Stored items
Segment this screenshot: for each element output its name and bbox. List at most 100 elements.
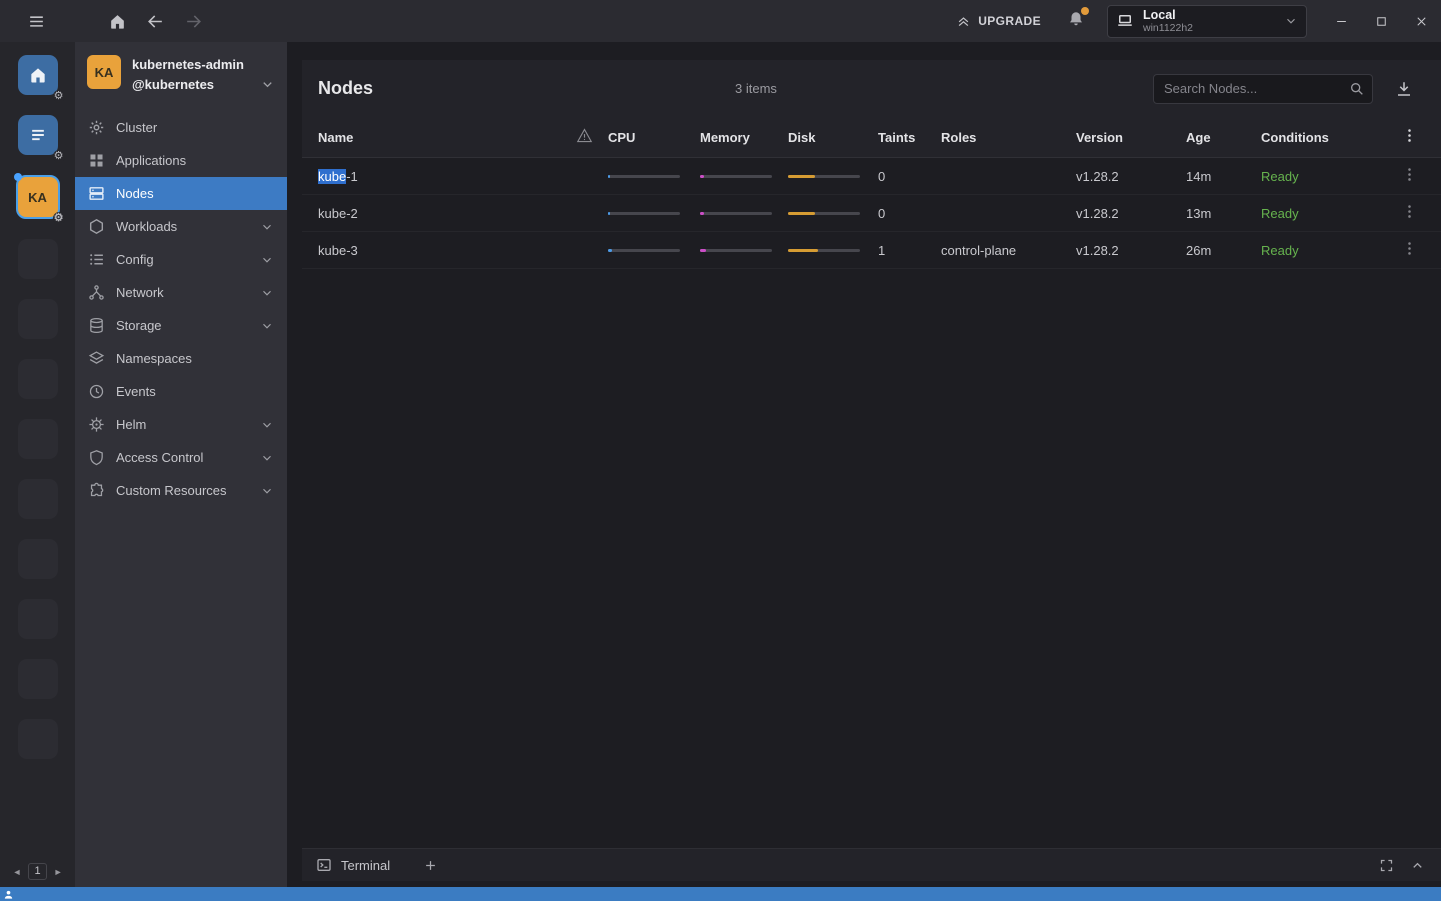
node-name[interactable]: kube-1 <box>302 169 576 184</box>
search-input[interactable] <box>1153 74 1373 104</box>
search-icon[interactable] <box>1349 81 1365 97</box>
forward-icon[interactable] <box>184 12 203 31</box>
table-menu-icon[interactable] <box>1401 127 1418 144</box>
back-icon[interactable] <box>146 12 165 31</box>
page-title: Nodes <box>318 78 373 99</box>
items-count: 3 items <box>735 81 777 96</box>
column-header-age[interactable]: Age <box>1186 130 1261 145</box>
column-header-roles[interactable]: Roles <box>941 130 1076 145</box>
disk-cell <box>788 249 878 252</box>
sidebar-item-access-control[interactable]: Access Control <box>75 441 287 474</box>
node-row[interactable]: kube-20v1.28.213mReady <box>302 195 1441 232</box>
disk-usage-bar <box>788 249 860 252</box>
active-cluster-tile[interactable]: KA ⚙ <box>16 175 60 219</box>
sidebar-item-namespaces[interactable]: Namespaces <box>75 342 287 375</box>
search-box <box>1153 74 1373 104</box>
next-page-icon[interactable]: ► <box>54 867 63 877</box>
row-menu-icon[interactable] <box>1401 203 1418 220</box>
close-icon <box>1414 14 1429 29</box>
column-header-disk[interactable]: Disk <box>788 130 878 145</box>
hotbar-empty-slot[interactable] <box>18 239 58 279</box>
close-button[interactable] <box>1401 0 1441 42</box>
hotbar-empty-slot[interactable] <box>18 419 58 459</box>
sidebar-item-nodes[interactable]: Nodes <box>75 177 287 210</box>
sidebar-item-label: Applications <box>116 153 186 168</box>
column-header-memory[interactable]: Memory <box>700 130 788 145</box>
memory-usage-bar <box>700 249 772 252</box>
sidebar-item-storage[interactable]: Storage <box>75 309 287 342</box>
helm-icon <box>88 416 105 433</box>
hotbar-empty-slot[interactable] <box>18 659 58 699</box>
page-header: Nodes 3 items <box>302 60 1441 117</box>
online-dot <box>14 173 22 181</box>
hotbar-empty-slot[interactable] <box>18 299 58 339</box>
prev-page-icon[interactable]: ◄ <box>13 867 22 877</box>
chevron-down-icon[interactable] <box>260 220 274 234</box>
cluster-avatar: KA <box>87 55 121 89</box>
column-header-taints[interactable]: Taints <box>878 130 941 145</box>
node-row[interactable]: kube-31control-planev1.28.226mReady <box>302 232 1441 269</box>
lens-app-window: UPGRADE Local win1122h2 <box>0 0 1441 901</box>
minimize-button[interactable] <box>1321 0 1361 42</box>
sidebar-item-events[interactable]: Events <box>75 375 287 408</box>
column-header-version[interactable]: Version <box>1076 130 1186 145</box>
sidebar-item-config[interactable]: Config <box>75 243 287 276</box>
hotbar-rail: ⚙ ⚙ KA ⚙ ◄ 1 ► <box>0 42 75 887</box>
node-version: v1.28.2 <box>1076 169 1186 184</box>
config-icon <box>88 251 105 268</box>
account-header[interactable]: KA kubernetes-admin@kubernetes <box>75 42 287 111</box>
node-roles: control-plane <box>941 243 1076 258</box>
row-menu-icon[interactable] <box>1401 166 1418 183</box>
header-kebab-cell <box>1401 127 1441 147</box>
hotbar-empty-slot[interactable] <box>18 479 58 519</box>
hotbar-empty-slot[interactable] <box>18 359 58 399</box>
sidebar-item-applications[interactable]: Applications <box>75 144 287 177</box>
node-taints: 0 <box>878 206 941 221</box>
new-terminal-tab-icon[interactable] <box>423 858 438 873</box>
user-icon[interactable] <box>3 889 14 900</box>
upgrade-button[interactable]: UPGRADE <box>956 14 1041 29</box>
maximize-icon <box>1374 14 1389 29</box>
catalog-list-tile[interactable]: ⚙ <box>18 115 58 155</box>
chevron-down-icon[interactable] <box>260 418 274 432</box>
chevron-down-icon[interactable] <box>260 319 274 333</box>
sidebar-item-custom-resources[interactable]: Custom Resources <box>75 474 287 507</box>
node-taints: 1 <box>878 243 941 258</box>
chevron-down-icon[interactable] <box>260 484 274 498</box>
hamburger-menu-icon[interactable] <box>27 12 46 31</box>
sidebar-item-workloads[interactable]: Workloads <box>75 210 287 243</box>
expand-dock-icon[interactable] <box>1379 858 1394 873</box>
column-header-conditions[interactable]: Conditions <box>1261 130 1401 145</box>
download-icon[interactable] <box>1395 80 1413 98</box>
node-name[interactable]: kube-3 <box>302 243 576 258</box>
chevron-down-icon[interactable] <box>260 286 274 300</box>
sidebar-item-helm[interactable]: Helm <box>75 408 287 441</box>
open-dock-icon[interactable] <box>1410 858 1425 873</box>
hotbar-empty-slot[interactable] <box>18 599 58 639</box>
hotbar-empty-slot[interactable] <box>18 719 58 759</box>
home-icon <box>28 65 48 85</box>
row-menu-icon[interactable] <box>1401 240 1418 257</box>
terminal-tab[interactable]: Terminal <box>341 858 390 873</box>
sidebar-item-network[interactable]: Network <box>75 276 287 309</box>
warning-icon <box>576 127 593 144</box>
node-name[interactable]: kube-2 <box>302 206 576 221</box>
notifications-button[interactable] <box>1067 10 1085 33</box>
hotbar-empty-slot[interactable] <box>18 539 58 579</box>
dock-controls <box>1379 858 1441 873</box>
chevron-down-icon[interactable] <box>260 451 274 465</box>
sidebar-item-cluster[interactable]: Cluster <box>75 111 287 144</box>
node-conditions: Ready <box>1261 243 1401 258</box>
catalog-home-tile[interactable]: ⚙ <box>18 55 58 95</box>
column-header-cpu[interactable]: CPU <box>608 130 700 145</box>
column-header-name[interactable]: Name <box>302 130 576 145</box>
maximize-button[interactable] <box>1361 0 1401 42</box>
home-icon[interactable] <box>108 12 127 31</box>
selected-text: kube <box>318 169 346 184</box>
chevron-down-icon[interactable] <box>260 253 274 267</box>
node-row[interactable]: kube-10v1.28.214mReady <box>302 158 1441 195</box>
node-age: 13m <box>1186 206 1261 221</box>
cluster-sidebar: KA kubernetes-admin@kubernetes Cluster Ap… <box>75 42 287 887</box>
cluster-switcher-dropdown[interactable]: Local win1122h2 <box>1107 5 1307 38</box>
table-empty-space <box>287 269 1441 848</box>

● WHAT THIS TASK INVOLVES: Update the listing above by replacing every instance of "interactable" with "clickable" and leaving all other text unchanged. Omit the pictures from your answer.

● CORRECT ANSWER:
Segment this screenshot: for each element output its name and bbox. List at most 100 elements.
node-name[clickable]: kube-1 <box>302 169 576 184</box>
search-input[clickable] <box>1153 74 1373 104</box>
search-icon[clickable] <box>1349 81 1365 97</box>
forward-icon[clickable] <box>184 12 203 31</box>
table-menu-icon[clickable] <box>1401 127 1418 144</box>
back-icon[clickable] <box>146 12 165 31</box>
page-title: Nodes <box>318 78 373 99</box>
items-count: 3 items <box>735 81 777 96</box>
column-header-age[clickable]: Age <box>1186 130 1261 145</box>
column-header-roles[clickable]: Roles <box>941 130 1076 145</box>
disk-cell <box>788 249 878 252</box>
sidebar-item-access-control[clickable]: Access Control <box>75 441 287 474</box>
node-row[clickable]: kube-20v1.28.213mReady <box>302 195 1441 232</box>
disk-usage-bar <box>788 249 860 252</box>
active-cluster-tile[clickable]: KA ⚙ <box>16 175 60 219</box>
sidebar-item-namespaces[clickable]: Namespaces <box>75 342 287 375</box>
search-box <box>1153 74 1373 104</box>
next-page-icon[clickable]: ► <box>54 867 63 877</box>
row-menu-icon[clickable] <box>1401 203 1418 220</box>
close-icon <box>1414 14 1429 29</box>
column-header-disk[clickable]: Disk <box>788 130 878 145</box>
hotbar-empty-slot[clickable] <box>18 239 58 279</box>
close-button[clickable] <box>1401 0 1441 42</box>
hotbar-empty-slot[clickable] <box>18 419 58 459</box>
sidebar-item-nodes[clickable]: Nodes <box>75 177 287 210</box>
sidebar-item-label: Applications <box>116 153 186 168</box>
column-header-memory[clickable]: Memory <box>700 130 788 145</box>
memory-usage-bar <box>700 249 772 252</box>
sidebar-item-storage[clickable]: Storage <box>75 309 287 342</box>
helm-icon <box>88 416 105 433</box>
hotbar-empty-slot[clickable] <box>18 659 58 699</box>
page-header: Nodes 3 items <box>302 60 1441 117</box>
online-dot <box>14 173 22 181</box>
hotbar-empty-slot[clickable] <box>18 299 58 339</box>
prev-page-icon[clickable]: ◄ <box>13 867 22 877</box>
chevron-down-icon[clickable] <box>260 220 274 234</box>
cluster-avatar: KA <box>87 55 121 89</box>
column-header-taints[clickable]: Taints <box>878 130 941 145</box>
node-row[clickable]: kube-31control-planev1.28.226mReady <box>302 232 1441 269</box>
lens-app-window: UPGRADE Local win1122h2 <box>0 0 1441 901</box>
minimize-button[clickable] <box>1321 0 1361 42</box>
sidebar-item-events[clickable]: Events <box>75 375 287 408</box>
column-header-version[clickable]: Version <box>1076 130 1186 145</box>
sidebar-item-config[clickable]: Config <box>75 243 287 276</box>
hotbar-rail: ⚙ ⚙ KA ⚙ ◄ 1 ► <box>0 42 75 887</box>
node-version: v1.28.2 <box>1076 169 1186 184</box>
config-icon <box>88 251 105 268</box>
account-header[clickable]: KA kubernetes-admin@kubernetes <box>75 42 287 111</box>
node-roles: control-plane <box>941 243 1076 258</box>
row-menu-icon[clickable] <box>1401 166 1418 183</box>
header-kebab-cell <box>1401 127 1441 147</box>
hotbar-empty-slot[clickable] <box>18 479 58 519</box>
hotbar-empty-slot[clickable] <box>18 359 58 399</box>
sidebar-item-applications[clickable]: Applications <box>75 144 287 177</box>
node-taints: 0 <box>878 206 941 221</box>
new-terminal-tab-icon[clickable] <box>423 858 438 873</box>
user-icon[clickable] <box>3 889 14 900</box>
upgrade-button[clickable]: UPGRADE <box>956 14 1041 29</box>
maximize-icon <box>1374 14 1389 29</box>
catalog-list-tile[clickable]: ⚙ <box>18 115 58 155</box>
chevron-down-icon[clickable] <box>260 418 274 432</box>
chevron-down-icon[clickable] <box>260 319 274 333</box>
sidebar-item-custom-resources[clickable]: Custom Resources <box>75 474 287 507</box>
node-taints: 1 <box>878 243 941 258</box>
chevron-down-icon[clickable] <box>260 484 274 498</box>
hamburger-menu-icon[clickable] <box>27 12 46 31</box>
sidebar-item-workloads[clickable]: Workloads <box>75 210 287 243</box>
expand-dock-icon[clickable] <box>1379 858 1394 873</box>
column-header-conditions[clickable]: Conditions <box>1261 130 1401 145</box>
download-icon[clickable] <box>1395 80 1413 98</box>
node-name[clickable]: kube-3 <box>302 243 576 258</box>
chevron-down-icon[clickable] <box>260 286 274 300</box>
sidebar-item-helm[clickable]: Helm <box>75 408 287 441</box>
open-dock-icon[clickable] <box>1410 858 1425 873</box>
hotbar-empty-slot[clickable] <box>18 599 58 639</box>
hotbar-empty-slot[clickable] <box>18 719 58 759</box>
home-icon <box>28 65 48 85</box>
row-menu-icon[clickable] <box>1401 240 1418 257</box>
terminal-tab[clickable]: Terminal <box>341 858 390 873</box>
sidebar-item-network[clickable]: Network <box>75 276 287 309</box>
warning-icon <box>576 127 593 144</box>
node-name[clickable]: kube-2 <box>302 206 576 221</box>
notifications-button[clickable] <box>1067 10 1085 33</box>
hotbar-empty-slot[clickable] <box>18 539 58 579</box>
dock-controls <box>1379 858 1441 873</box>
chevron-down-icon[clickable] <box>260 451 274 465</box>
sidebar-item-cluster[clickable]: Cluster <box>75 111 287 144</box>
node-conditions: Ready <box>1261 243 1401 258</box>
catalog-home-tile[clickable]: ⚙ <box>18 55 58 95</box>
column-header-cpu[clickable]: CPU <box>608 130 700 145</box>
column-header-name[clickable]: Name <box>302 130 576 145</box>
maximize-button[clickable] <box>1361 0 1401 42</box>
home-icon[clickable] <box>108 12 127 31</box>
selected-text: kube <box>318 169 346 184</box>
chevron-down-icon[clickable] <box>260 253 274 267</box>
node-row[clickable]: kube-10v1.28.214mReady <box>302 158 1441 195</box>
node-age: 13m <box>1186 206 1261 221</box>
cluster-sidebar: KA kubernetes-admin@kubernetes Cluster Ap… <box>75 42 287 887</box>
cluster-switcher-dropdown[clickable]: Local win1122h2 <box>1107 5 1307 38</box>
table-empty-space <box>287 269 1441 848</box>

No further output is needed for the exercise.